* **What you are asked to do**: Rewrite the entries that run from the line containing "446, 452, 467]" through the line containing "39, 64, 49]", changing every "x-tick-label" to "x-axis-label" and leaving everything else as it is.

[start Records to process]

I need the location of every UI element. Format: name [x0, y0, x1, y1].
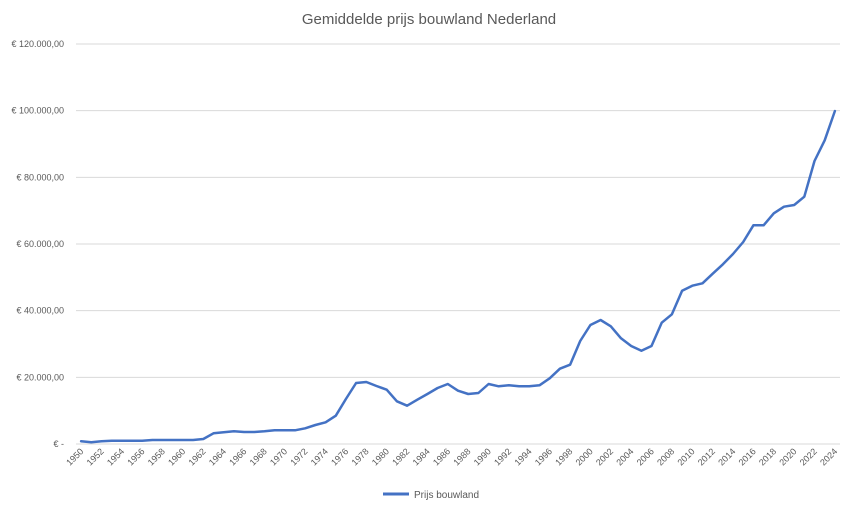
x-tick-label: 1986	[431, 446, 452, 467]
x-tick-label: 1972	[288, 446, 309, 467]
x-tick-label: 1950	[64, 446, 85, 467]
x-tick-label: 1960	[166, 446, 187, 467]
x-tick-label: 2004	[614, 446, 635, 467]
x-tick-label: 2014	[716, 446, 737, 467]
x-tick-label: 2018	[757, 446, 778, 467]
y-tick-label: € 120.000,00	[11, 39, 64, 49]
y-tick-label: € 20.000,00	[16, 372, 64, 382]
x-tick-label: 2020	[777, 446, 798, 467]
y-tick-label: € 100.000,00	[11, 106, 64, 116]
x-tick-label: 1974	[309, 446, 330, 467]
x-tick-label: 1968	[248, 446, 269, 467]
y-axis-tick-labels: € - € 20.000,00 € 40.000,00 € 60.000,00 € 80…	[11, 39, 64, 449]
x-tick-label: 2000	[574, 446, 595, 467]
x-tick-label: 1976	[329, 446, 350, 467]
x-tick-label: 2012	[696, 446, 717, 467]
legend[interactable]: Prijs bouwland	[383, 490, 479, 501]
x-tick-label: 1998	[553, 446, 574, 467]
x-tick-label: 2002	[594, 446, 615, 467]
y-tick-label: € 80.000,00	[16, 172, 64, 182]
x-tick-label: 2016	[737, 446, 758, 467]
y-tick-label: € -	[53, 439, 64, 449]
x-tick-label: 1958	[146, 446, 167, 467]
chart-title: Gemiddelde prijs bouwland Nederland	[302, 11, 556, 28]
x-tick-label: 2010	[675, 446, 696, 467]
x-tick-label: 1978	[349, 446, 370, 467]
y-tick-label: € 40.000,00	[16, 306, 64, 316]
x-tick-label: 1966	[227, 446, 248, 467]
x-tick-label: 1952	[85, 446, 106, 467]
x-tick-label: 1980	[370, 446, 391, 467]
x-tick-label: 1984	[411, 446, 432, 467]
x-axis-tick-labels: 1950 1952 1954 1956 1958 1960 1962 1964 1966 1968…	[64, 446, 839, 467]
x-tick-label: 1988	[451, 446, 472, 467]
x-tick-label: 2006	[635, 446, 656, 467]
series-group	[79, 109, 837, 444]
x-tick-label: 1992	[492, 446, 513, 467]
x-tick-label: 1956	[125, 446, 146, 467]
series-line-prijs-bouwland[interactable]	[79, 109, 837, 444]
y-tick-label: € 60.000,00	[16, 239, 64, 249]
x-tick-label: 1964	[207, 446, 228, 467]
x-tick-label: 1996	[533, 446, 554, 467]
x-tick-label: 1982	[390, 446, 411, 467]
x-tick-label: 1962	[187, 446, 208, 467]
x-tick-label: 1954	[105, 446, 126, 467]
x-tick-label: 2022	[798, 446, 819, 467]
x-tick-label: 2024	[818, 446, 839, 467]
legend-label-prijs-bouwland: Prijs bouwland	[414, 490, 479, 501]
y-gridlines	[76, 43, 840, 445]
x-tick-label: 1970	[268, 446, 289, 467]
x-tick-label: 2008	[655, 446, 676, 467]
x-tick-label: 1994	[512, 446, 533, 467]
x-tick-label: 1990	[472, 446, 493, 467]
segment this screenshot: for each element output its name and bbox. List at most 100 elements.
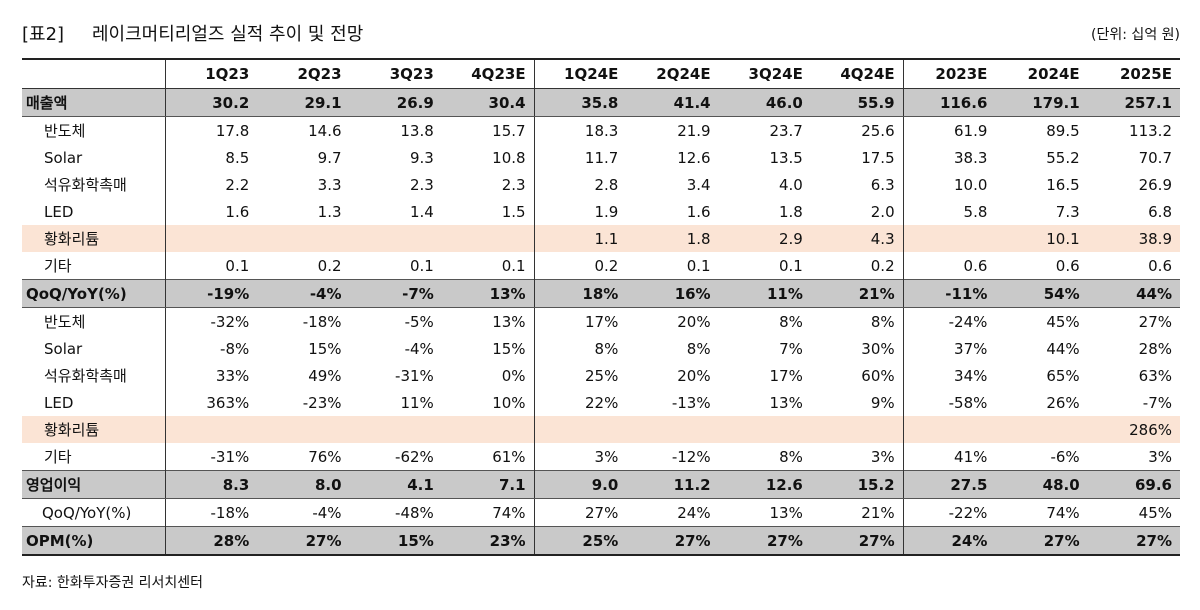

[end Records to process]

* **Response for this exercise**:
x-axis-label: 1986	[431, 446, 452, 467]
x-axis-label: 1972	[288, 446, 309, 467]
x-axis-label: 1950	[64, 446, 85, 467]
x-axis-label: 1960	[166, 446, 187, 467]
x-axis-label: 2004	[614, 446, 635, 467]
x-axis-label: 2014	[716, 446, 737, 467]
x-axis-label: 2018	[757, 446, 778, 467]
y-tick-label: € 120.000,00	[11, 39, 64, 49]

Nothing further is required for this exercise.